#### [EXERCISE INPUT]
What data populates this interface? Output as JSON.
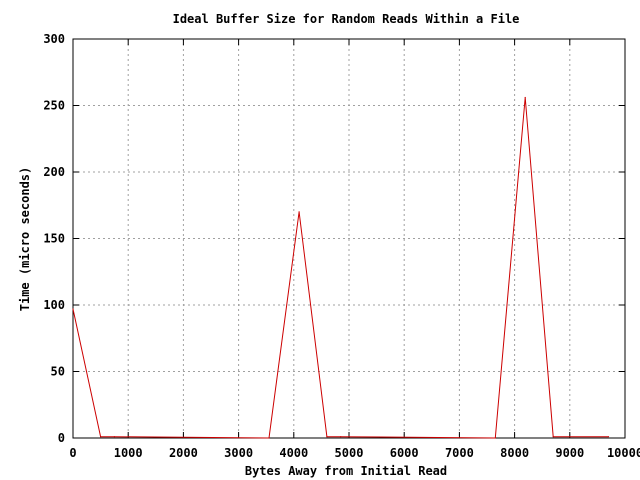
{
  "chart_data": {
    "type": "line",
    "title": "Ideal Buffer Size for Random Reads Within a File",
    "xlabel": "Bytes Away from Initial Read",
    "ylabel": "Time (micro seconds)",
    "xlim": [
      0,
      10000
    ],
    "ylim": [
      0,
      300
    ],
    "xticks": [
      0,
      1000,
      2000,
      3000,
      4000,
      5000,
      6000,
      7000,
      8000,
      9000,
      10000
    ],
    "xtick_labels": [
      "0",
      "1000",
      "2000",
      "3000",
      "4000",
      "5000",
      "6000",
      "7000",
      "8000",
      "9000",
      "10000"
    ],
    "yticks": [
      0,
      50,
      100,
      150,
      200,
      250,
      300
    ],
    "ytick_labels": [
      "0",
      "50",
      "100",
      "150",
      "200",
      "250",
      "300"
    ],
    "grid": true,
    "legend": "none",
    "series": [
      {
        "color": "#cc0000",
        "x": [
          0,
          500,
          750,
          3550,
          4096,
          4600,
          4850,
          7650,
          8192,
          8700,
          9700
        ],
        "y": [
          97,
          1,
          1,
          0,
          170,
          1,
          1,
          0,
          256,
          1,
          1
        ]
      }
    ]
  }
}
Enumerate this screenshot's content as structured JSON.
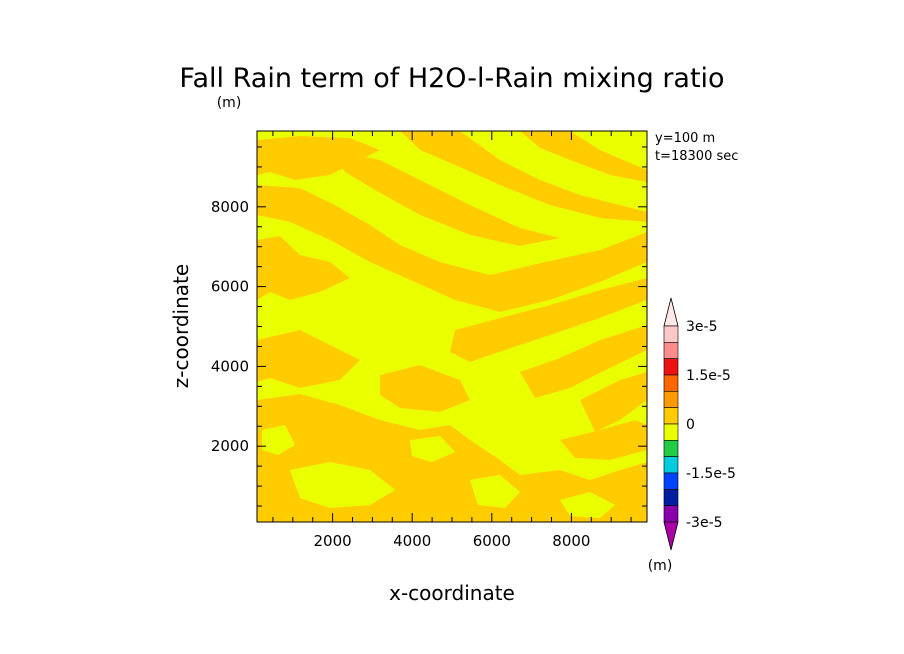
{
  "chart_data": {
    "type": "heatmap",
    "title": "Fall Rain term of H2O-l-Rain mixing ratio",
    "title_unit": "(m)",
    "xlabel": "x-coordinate",
    "ylabel": "z-coordinate",
    "xlim": [
      100,
      9900
    ],
    "ylim": [
      100,
      9900
    ],
    "x_ticks": [
      "2000",
      "4000",
      "6000",
      "8000"
    ],
    "y_ticks": [
      "2000",
      "4000",
      "6000",
      "8000"
    ],
    "x_tick_values": [
      2000,
      4000,
      6000,
      8000
    ],
    "y_tick_values": [
      2000,
      4000,
      6000,
      8000
    ],
    "annotations": [
      "y=100  m",
      "t=18300 sec"
    ],
    "field_colors": {
      "positive_small": "#ffcc00",
      "near_zero": "#eaff00"
    },
    "colorbar": {
      "unit": "(m)",
      "labels": [
        "3e-5",
        "1.5e-5",
        "0",
        "-1.5e-5",
        "-3e-5"
      ],
      "label_values": [
        3e-05,
        1.5e-05,
        0,
        -1.5e-05,
        -3e-05
      ],
      "colors_top_to_bottom": [
        "#ffc8c8",
        "#ff8c8c",
        "#ee1111",
        "#ff6600",
        "#ff9900",
        "#ffcc00",
        "#eaff00",
        "#22cc44",
        "#00ccdd",
        "#0044ff",
        "#001ea0",
        "#8800aa"
      ]
    }
  }
}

#### [WORK TO DO]
In the records shown above, how many lines include the word "coordinate"? Answer with the number only.

#### [ANSWER]
2